> **Work to be completed**
Exact repetition, pictures omitted: give every record below again.

○ ○ ○ ○

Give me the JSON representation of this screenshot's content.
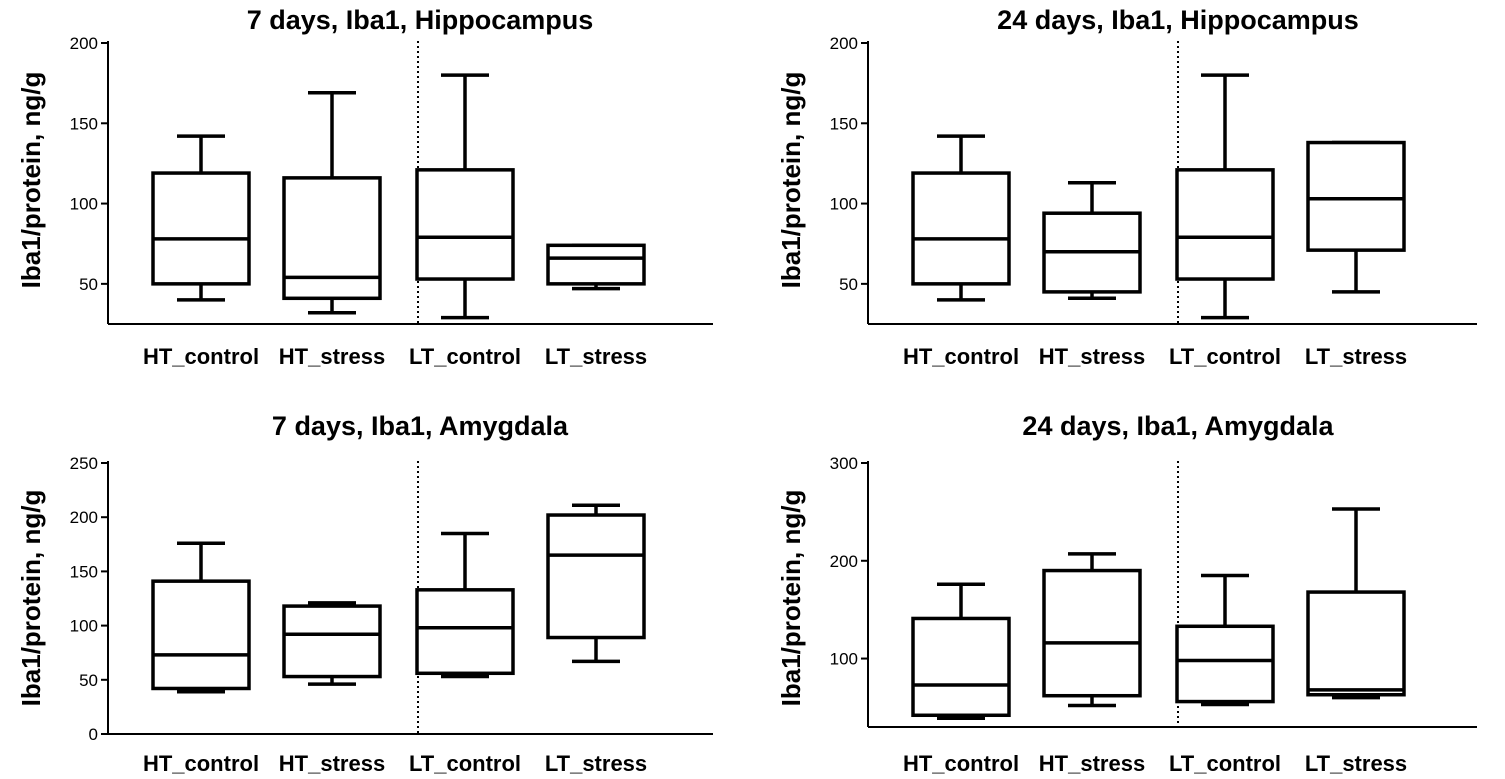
{
  "chart_data": [
    {
      "type": "box",
      "title": "7 days, Iba1, Hippocampus",
      "xlabel": "",
      "ylabel": "Iba1/protein, ng/g",
      "ylim": [
        25,
        200
      ],
      "yticks": [
        50,
        100,
        150,
        200
      ],
      "categories": [
        "HT_control",
        "HT_stress",
        "LT_control",
        "LT_stress"
      ],
      "divider_after": 2,
      "boxes": [
        {
          "min": 40,
          "q1": 50,
          "median": 78,
          "q3": 119,
          "max": 142
        },
        {
          "min": 32,
          "q1": 41,
          "median": 54,
          "q3": 116,
          "max": 169
        },
        {
          "min": 29,
          "q1": 53,
          "median": 79,
          "q3": 121,
          "max": 180
        },
        {
          "min": 47,
          "q1": 50,
          "median": 66,
          "q3": 74,
          "max": 74
        }
      ]
    },
    {
      "type": "box",
      "title": "24 days, Iba1, Hippocampus",
      "xlabel": "",
      "ylabel": "Iba1/protein, ng/g",
      "ylim": [
        25,
        200
      ],
      "yticks": [
        50,
        100,
        150,
        200
      ],
      "categories": [
        "HT_control",
        "HT_stress",
        "LT_control",
        "LT_stress"
      ],
      "divider_after": 2,
      "boxes": [
        {
          "min": 40,
          "q1": 50,
          "median": 78,
          "q3": 119,
          "max": 142
        },
        {
          "min": 41,
          "q1": 45,
          "median": 70,
          "q3": 94,
          "max": 113
        },
        {
          "min": 29,
          "q1": 53,
          "median": 79,
          "q3": 121,
          "max": 180
        },
        {
          "min": 45,
          "q1": 71,
          "median": 103,
          "q3": 138,
          "max": 138
        }
      ]
    },
    {
      "type": "box",
      "title": "7 days, Iba1, Amygdala",
      "xlabel": "",
      "ylabel": "Iba1/protein, ng/g",
      "ylim": [
        0,
        250
      ],
      "yticks": [
        0,
        50,
        100,
        150,
        200,
        250
      ],
      "categories": [
        "HT_control",
        "HT_stress",
        "LT_control",
        "LT_stress"
      ],
      "divider_after": 2,
      "boxes": [
        {
          "min": 39,
          "q1": 42,
          "median": 73,
          "q3": 141,
          "max": 176
        },
        {
          "min": 46,
          "q1": 53,
          "median": 92,
          "q3": 118,
          "max": 121
        },
        {
          "min": 53,
          "q1": 56,
          "median": 98,
          "q3": 133,
          "max": 185
        },
        {
          "min": 67,
          "q1": 89,
          "median": 165,
          "q3": 202,
          "max": 211
        }
      ]
    },
    {
      "type": "box",
      "title": "24 days, Iba1, Amygdala",
      "xlabel": "",
      "ylabel": "Iba1/protein, ng/g",
      "ylim": [
        30,
        300
      ],
      "yticks": [
        100,
        200,
        300
      ],
      "categories": [
        "HT_control",
        "HT_stress",
        "LT_control",
        "LT_stress"
      ],
      "divider_after": 2,
      "boxes": [
        {
          "min": 39,
          "q1": 42,
          "median": 73,
          "q3": 141,
          "max": 176
        },
        {
          "min": 52,
          "q1": 62,
          "median": 116,
          "q3": 190,
          "max": 207
        },
        {
          "min": 53,
          "q1": 56,
          "median": 98,
          "q3": 133,
          "max": 185
        },
        {
          "min": 60,
          "q1": 63,
          "median": 68,
          "q3": 168,
          "max": 253
        }
      ]
    }
  ]
}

○ ○ ○ ○

> **Solution for this exercise**
Give me the JSON representation of this screenshot's content.
{
  "chart_data": [
    {
      "type": "box",
      "title": "7 days, Iba1, Hippocampus",
      "xlabel": "",
      "ylabel": "Iba1/protein, ng/g",
      "ylim": [
        25,
        200
      ],
      "yticks": [
        50,
        100,
        150,
        200
      ],
      "categories": [
        "HT_control",
        "HT_stress",
        "LT_control",
        "LT_stress"
      ],
      "divider_after": 2,
      "boxes": [
        {
          "min": 40,
          "q1": 50,
          "median": 78,
          "q3": 119,
          "max": 142
        },
        {
          "min": 32,
          "q1": 41,
          "median": 54,
          "q3": 116,
          "max": 169
        },
        {
          "min": 29,
          "q1": 53,
          "median": 79,
          "q3": 121,
          "max": 180
        },
        {
          "min": 47,
          "q1": 50,
          "median": 66,
          "q3": 74,
          "max": 74
        }
      ]
    },
    {
      "type": "box",
      "title": "24 days, Iba1, Hippocampus",
      "xlabel": "",
      "ylabel": "Iba1/protein, ng/g",
      "ylim": [
        25,
        200
      ],
      "yticks": [
        50,
        100,
        150,
        200
      ],
      "categories": [
        "HT_control",
        "HT_stress",
        "LT_control",
        "LT_stress"
      ],
      "divider_after": 2,
      "boxes": [
        {
          "min": 40,
          "q1": 50,
          "median": 78,
          "q3": 119,
          "max": 142
        },
        {
          "min": 41,
          "q1": 45,
          "median": 70,
          "q3": 94,
          "max": 113
        },
        {
          "min": 29,
          "q1": 53,
          "median": 79,
          "q3": 121,
          "max": 180
        },
        {
          "min": 45,
          "q1": 71,
          "median": 103,
          "q3": 138,
          "max": 138
        }
      ]
    },
    {
      "type": "box",
      "title": "7 days, Iba1, Amygdala",
      "xlabel": "",
      "ylabel": "Iba1/protein, ng/g",
      "ylim": [
        0,
        250
      ],
      "yticks": [
        0,
        50,
        100,
        150,
        200,
        250
      ],
      "categories": [
        "HT_control",
        "HT_stress",
        "LT_control",
        "LT_stress"
      ],
      "divider_after": 2,
      "boxes": [
        {
          "min": 39,
          "q1": 42,
          "median": 73,
          "q3": 141,
          "max": 176
        },
        {
          "min": 46,
          "q1": 53,
          "median": 92,
          "q3": 118,
          "max": 121
        },
        {
          "min": 53,
          "q1": 56,
          "median": 98,
          "q3": 133,
          "max": 185
        },
        {
          "min": 67,
          "q1": 89,
          "median": 165,
          "q3": 202,
          "max": 211
        }
      ]
    },
    {
      "type": "box",
      "title": "24 days, Iba1, Amygdala",
      "xlabel": "",
      "ylabel": "Iba1/protein, ng/g",
      "ylim": [
        30,
        300
      ],
      "yticks": [
        100,
        200,
        300
      ],
      "categories": [
        "HT_control",
        "HT_stress",
        "LT_control",
        "LT_stress"
      ],
      "divider_after": 2,
      "boxes": [
        {
          "min": 39,
          "q1": 42,
          "median": 73,
          "q3": 141,
          "max": 176
        },
        {
          "min": 52,
          "q1": 62,
          "median": 116,
          "q3": 190,
          "max": 207
        },
        {
          "min": 53,
          "q1": 56,
          "median": 98,
          "q3": 133,
          "max": 185
        },
        {
          "min": 60,
          "q1": 63,
          "median": 68,
          "q3": 168,
          "max": 253
        }
      ]
    }
  ]
}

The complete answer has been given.